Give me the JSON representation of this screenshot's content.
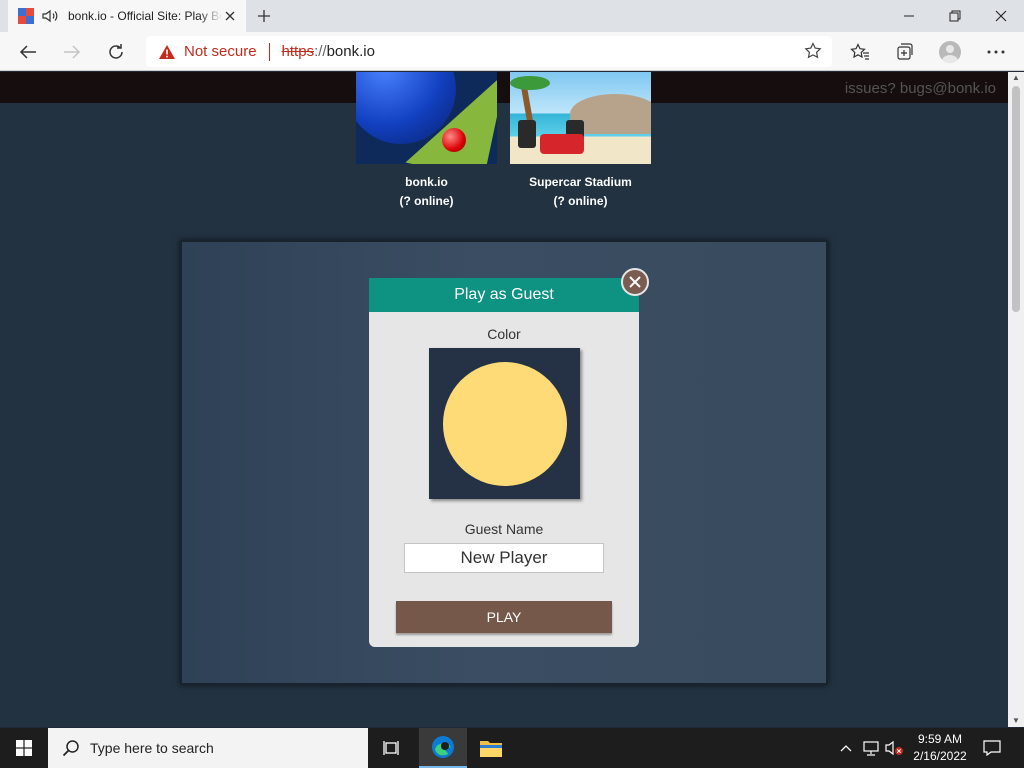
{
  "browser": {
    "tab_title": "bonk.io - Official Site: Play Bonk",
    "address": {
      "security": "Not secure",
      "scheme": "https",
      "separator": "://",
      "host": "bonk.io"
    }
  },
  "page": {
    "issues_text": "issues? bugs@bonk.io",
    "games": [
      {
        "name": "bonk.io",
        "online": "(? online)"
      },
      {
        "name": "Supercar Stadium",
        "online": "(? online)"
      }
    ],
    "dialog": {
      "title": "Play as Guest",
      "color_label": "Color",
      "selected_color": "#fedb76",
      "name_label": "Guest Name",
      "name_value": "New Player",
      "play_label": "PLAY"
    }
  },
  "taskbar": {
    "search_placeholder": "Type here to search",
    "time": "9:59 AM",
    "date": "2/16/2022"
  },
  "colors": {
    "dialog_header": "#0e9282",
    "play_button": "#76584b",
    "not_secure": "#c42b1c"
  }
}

# WHAT IS BEING ASKED
Without the pictures, print the records in full, exactly as they appear.

# WRITTEN ANSWER
Give me the JSON representation of this screenshot's content.
{
  "browser": {
    "tab_title": "bonk.io - Official Site: Play Bonk",
    "address": {
      "security": "Not secure",
      "scheme": "https",
      "separator": "://",
      "host": "bonk.io"
    }
  },
  "page": {
    "issues_text": "issues? bugs@bonk.io",
    "games": [
      {
        "name": "bonk.io",
        "online": "(? online)"
      },
      {
        "name": "Supercar Stadium",
        "online": "(? online)"
      }
    ],
    "dialog": {
      "title": "Play as Guest",
      "color_label": "Color",
      "selected_color": "#fedb76",
      "name_label": "Guest Name",
      "name_value": "New Player",
      "play_label": "PLAY"
    }
  },
  "taskbar": {
    "search_placeholder": "Type here to search",
    "time": "9:59 AM",
    "date": "2/16/2022"
  },
  "colors": {
    "dialog_header": "#0e9282",
    "play_button": "#76584b",
    "not_secure": "#c42b1c"
  }
}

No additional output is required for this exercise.